__Written request__.
From the listing below, pull each line that includes "страны".

⁂

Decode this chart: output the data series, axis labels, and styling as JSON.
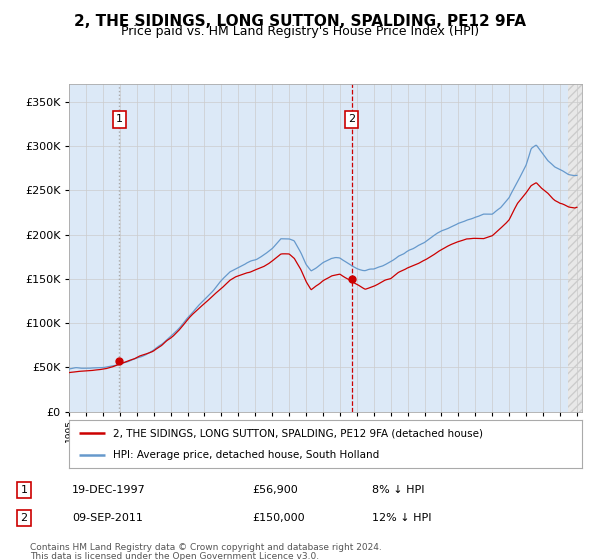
{
  "title": "2, THE SIDINGS, LONG SUTTON, SPALDING, PE12 9FA",
  "subtitle": "Price paid vs. HM Land Registry's House Price Index (HPI)",
  "legend_line1": "2, THE SIDINGS, LONG SUTTON, SPALDING, PE12 9FA (detached house)",
  "legend_line2": "HPI: Average price, detached house, South Holland",
  "sale1_label": "1",
  "sale1_date": "19-DEC-1997",
  "sale1_price": 56900,
  "sale1_price_str": "£56,900",
  "sale1_hpi": "8% ↓ HPI",
  "sale1_year": 1997.97,
  "sale2_label": "2",
  "sale2_date": "09-SEP-2011",
  "sale2_price": 150000,
  "sale2_price_str": "£150,000",
  "sale2_hpi": "12% ↓ HPI",
  "sale2_year": 2011.69,
  "footnote1": "Contains HM Land Registry data © Crown copyright and database right 2024.",
  "footnote2": "This data is licensed under the Open Government Licence v3.0.",
  "xmin": 1995.0,
  "xmax": 2025.3,
  "ymin": 0,
  "ymax": 370000,
  "hpi_color": "#6699cc",
  "price_color": "#cc0000",
  "bg_color": "#dce9f7",
  "grid_color": "#cccccc",
  "vline1_color": "#bbbbbb",
  "vline2_color": "#cc0000",
  "title_fontsize": 11,
  "subtitle_fontsize": 9
}
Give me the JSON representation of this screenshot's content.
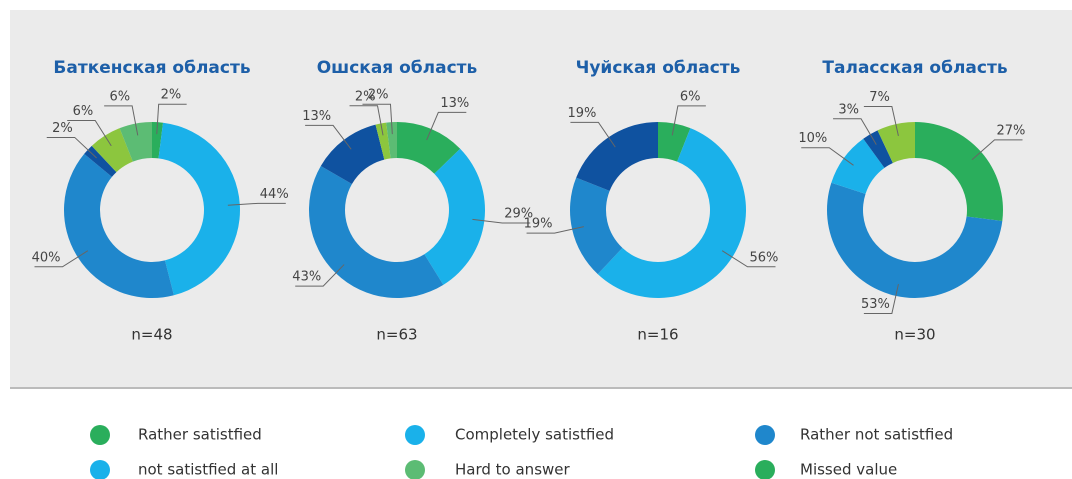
{
  "chart_data": [
    {
      "type": "pie",
      "title": "Баткенская область",
      "n_label": "n=48",
      "values": [
        2,
        44,
        40,
        2,
        6,
        6
      ],
      "value_labels": [
        "2%",
        "44%",
        "40%",
        "2%",
        "6%",
        "6%"
      ],
      "colors": [
        "#2aae5c",
        "#1ab1ea",
        "#1f87cc",
        "#0f52a0",
        "#8cc63e",
        "#5cbc74"
      ]
    },
    {
      "type": "pie",
      "title": "Ошская область",
      "n_label": "n=63",
      "values": [
        13,
        29,
        43,
        13,
        2,
        2
      ],
      "value_labels": [
        "13%",
        "29%",
        "43%",
        "13%",
        "2%",
        "2%"
      ],
      "colors": [
        "#2aae5c",
        "#1ab1ea",
        "#1f87cc",
        "#0f52a0",
        "#8cc63e",
        "#5cbc74"
      ]
    },
    {
      "type": "pie",
      "title": "Чуйская область",
      "n_label": "n=16",
      "values": [
        6,
        56,
        19,
        19
      ],
      "value_labels": [
        "6%",
        "56%",
        "19%",
        "19%"
      ],
      "colors": [
        "#2aae5c",
        "#1ab1ea",
        "#1f87cc",
        "#0f52a0"
      ]
    },
    {
      "type": "pie",
      "title": "Таласская область",
      "n_label": "n=30",
      "values": [
        27,
        53,
        10,
        3,
        7
      ],
      "value_labels": [
        "27%",
        "53%",
        "10%",
        "3%",
        "7%"
      ],
      "colors": [
        "#2aae5c",
        "#1f87cc",
        "#1ab1ea",
        "#0f52a0",
        "#8cc63e"
      ]
    }
  ],
  "legend": [
    {
      "name": "Rather satistfied",
      "color": "#2aae5c"
    },
    {
      "name": "Completely satistfied",
      "color": "#1ab1ea"
    },
    {
      "name": "Rather not satistfied",
      "color": "#1f87cc"
    },
    {
      "name": "not satistfied at all",
      "color": "#1ab1ea"
    },
    {
      "name": "Hard to answer",
      "color": "#5cbc74"
    },
    {
      "name": "Missed value",
      "color": "#2aae5c"
    }
  ]
}
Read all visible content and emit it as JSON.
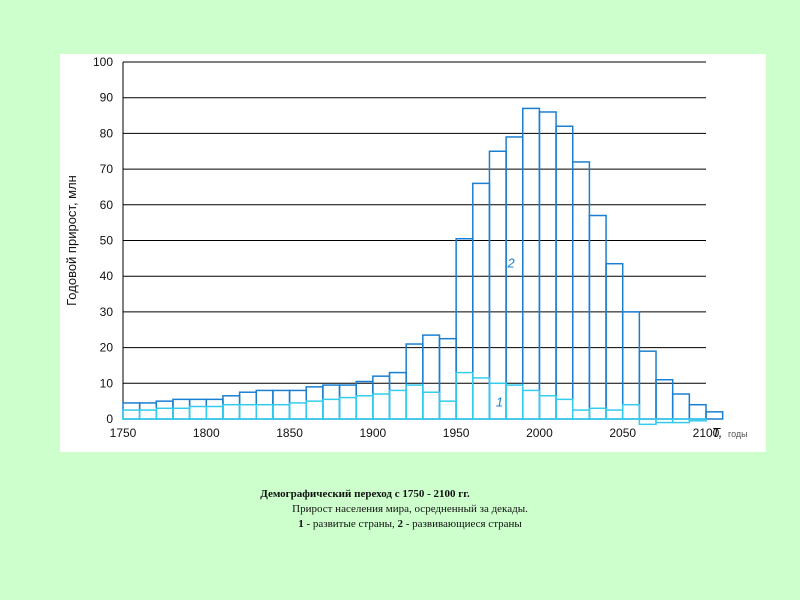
{
  "colors": {
    "page_background": "#ccffcc",
    "series_developed": "#33ccee",
    "series_developing": "#1a7fd1",
    "grid": "#000000"
  },
  "chart_data": {
    "type": "bar",
    "ylabel": "Годовой прирост, млн",
    "xlabel_symbol": "T,",
    "xlabel_unit": "годы",
    "xlim": [
      1750,
      2100
    ],
    "ylim": [
      0,
      100
    ],
    "x_ticks": [
      "1750",
      "1800",
      "1850",
      "1900",
      "1950",
      "2000",
      "2050",
      "2100"
    ],
    "y_ticks": [
      "0",
      "10",
      "20",
      "30",
      "40",
      "50",
      "60",
      "70",
      "80",
      "90",
      "100"
    ],
    "grid": "horizontal",
    "bin_width": 10,
    "series": [
      {
        "name": "1",
        "label": "1",
        "color": "#33ccee",
        "x": [
          1750,
          1760,
          1770,
          1780,
          1790,
          1800,
          1810,
          1820,
          1830,
          1840,
          1850,
          1860,
          1870,
          1880,
          1890,
          1900,
          1910,
          1920,
          1930,
          1940,
          1950,
          1960,
          1970,
          1980,
          1990,
          2000,
          2010,
          2020,
          2030,
          2040,
          2050,
          2060,
          2070,
          2080,
          2090,
          2100
        ],
        "values": [
          2.5,
          2.5,
          3,
          3,
          3.5,
          3.5,
          4,
          4,
          4,
          4,
          4.5,
          5,
          5.5,
          6,
          6.5,
          7,
          8,
          9.5,
          7.5,
          5,
          13,
          11.5,
          10,
          9.5,
          8,
          6.5,
          5.5,
          2.5,
          3,
          2.5,
          4,
          -1.5,
          -1,
          -1,
          -0.5,
          0
        ]
      },
      {
        "name": "2",
        "label": "2",
        "color": "#1a7fd1",
        "x": [
          1750,
          1760,
          1770,
          1780,
          1790,
          1800,
          1810,
          1820,
          1830,
          1840,
          1850,
          1860,
          1870,
          1880,
          1890,
          1900,
          1910,
          1920,
          1930,
          1940,
          1950,
          1960,
          1970,
          1980,
          1990,
          2000,
          2010,
          2020,
          2030,
          2040,
          2050,
          2060,
          2070,
          2080,
          2090,
          2100
        ],
        "values": [
          4.5,
          4.5,
          5,
          5.5,
          5.5,
          5.5,
          6.5,
          7.5,
          8,
          8,
          8,
          9,
          9.5,
          9.5,
          10.5,
          12,
          13,
          21,
          23.5,
          22.5,
          50.5,
          66,
          75,
          79,
          87,
          86,
          82,
          72,
          57,
          43.5,
          30,
          19,
          11,
          7,
          4,
          2
        ]
      }
    ]
  },
  "caption": {
    "title": "Демографический переход с 1750 - 2100 гг.",
    "line2": "Прирост населения мира, осредненный за декады.",
    "label1_num": "1",
    "label1_text": " - развитые страны, ",
    "label2_num": "2",
    "label2_text": " - развивающиеся страны"
  }
}
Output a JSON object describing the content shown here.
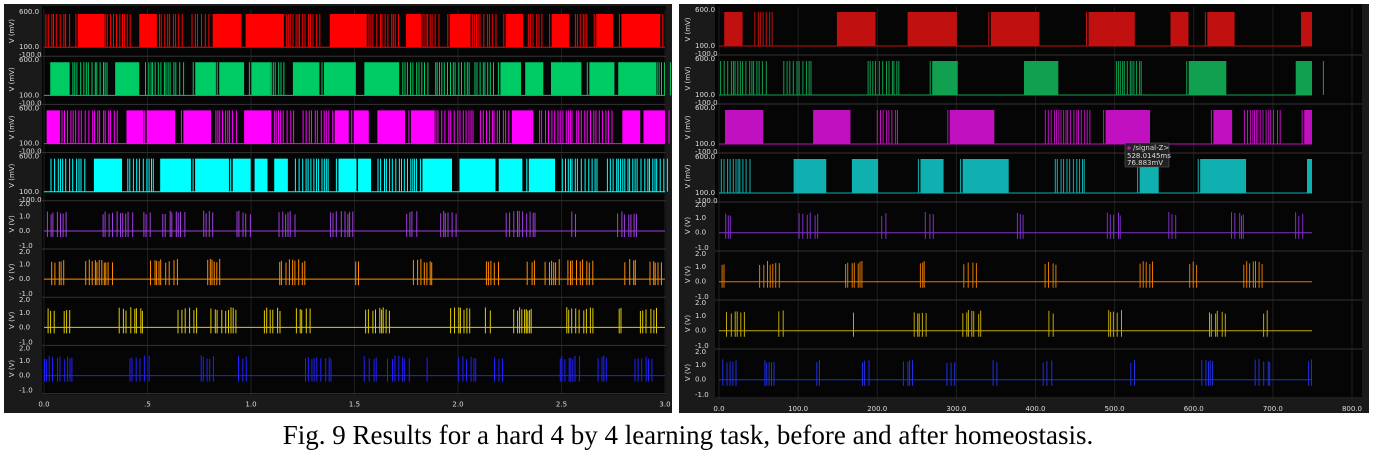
{
  "panels": [
    {
      "x_ticks": [
        "0.0",
        ".5",
        "1.0",
        "1.5",
        "2.0",
        "2.5",
        "3.0"
      ],
      "rows": [
        {
          "y_label": "V (mV)",
          "y_ticks": [
            "600.0",
            "100.0",
            "-100.0"
          ],
          "color": "#ff0000"
        },
        {
          "y_label": "V (mV)",
          "y_ticks": [
            "600.0",
            "100.0",
            "-100.0"
          ],
          "color": "#00cc66"
        },
        {
          "y_label": "V (mV)",
          "y_ticks": [
            "600.0",
            "100.0",
            "-100.0"
          ],
          "color": "#ff00ff"
        },
        {
          "y_label": "V (mV)",
          "y_ticks": [
            "600.0",
            "100.0",
            "-100.0"
          ],
          "color": "#00ffff"
        },
        {
          "y_label": "V (V)",
          "y_ticks": [
            "2.0",
            "1.0",
            "0.0",
            "-1.0"
          ],
          "color": "#a040e0"
        },
        {
          "y_label": "V (V)",
          "y_ticks": [
            "2.0",
            "1.0",
            "0.0",
            "-1.0"
          ],
          "color": "#ff8c00"
        },
        {
          "y_label": "V (V)",
          "y_ticks": [
            "2.0",
            "1.0",
            "0.0",
            "-1.0"
          ],
          "color": "#e0cc00"
        },
        {
          "y_label": "V (V)",
          "y_ticks": [
            "2.0",
            "1.0",
            "0.0",
            "-1.0"
          ],
          "color": "#2020ff"
        }
      ]
    },
    {
      "x_ticks": [
        "0.0",
        "100.0",
        "200.0",
        "300.0",
        "400.0",
        "500.0",
        "600.0",
        "700.0",
        "800.0"
      ],
      "rows": [
        {
          "y_label": "V (mV)",
          "y_ticks": [
            "600.0",
            "100.0",
            "-100.0"
          ],
          "color": "#c01010"
        },
        {
          "y_label": "V (mV)",
          "y_ticks": [
            "600.0",
            "100.0",
            "-100.0"
          ],
          "color": "#10a050"
        },
        {
          "y_label": "V (mV)",
          "y_ticks": [
            "600.0",
            "100.0",
            "-100.0"
          ],
          "color": "#c010c0"
        },
        {
          "y_label": "V (mV)",
          "y_ticks": [
            "600.0",
            "100.0",
            "-100.0"
          ],
          "color": "#10b0b0"
        },
        {
          "y_label": "V (V)",
          "y_ticks": [
            "2.0",
            "1.0",
            "0.0",
            "-1.0"
          ],
          "color": "#8030c8"
        },
        {
          "y_label": "V (V)",
          "y_ticks": [
            "2.0",
            "1.0",
            "0.0",
            "-1.0"
          ],
          "color": "#e07800"
        },
        {
          "y_label": "V (V)",
          "y_ticks": [
            "2.0",
            "1.0",
            "0.0",
            "-1.0"
          ],
          "color": "#c0a800"
        },
        {
          "y_label": "V (V)",
          "y_ticks": [
            "2.0",
            "1.0",
            "0.0",
            "-1.0"
          ],
          "color": "#2030e0"
        }
      ]
    }
  ],
  "tooltip": {
    "name": "/signal-Z>",
    "x": "528.0145ms",
    "y": "76.883mV"
  },
  "caption": "Fig. 9 Results for a hard 4 by 4 learning task, before and after homeostasis."
}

⁂

__Complete output__.
    "label1_text": " - развитые страны, ",
    "label2_text": " - развивающиеся страны"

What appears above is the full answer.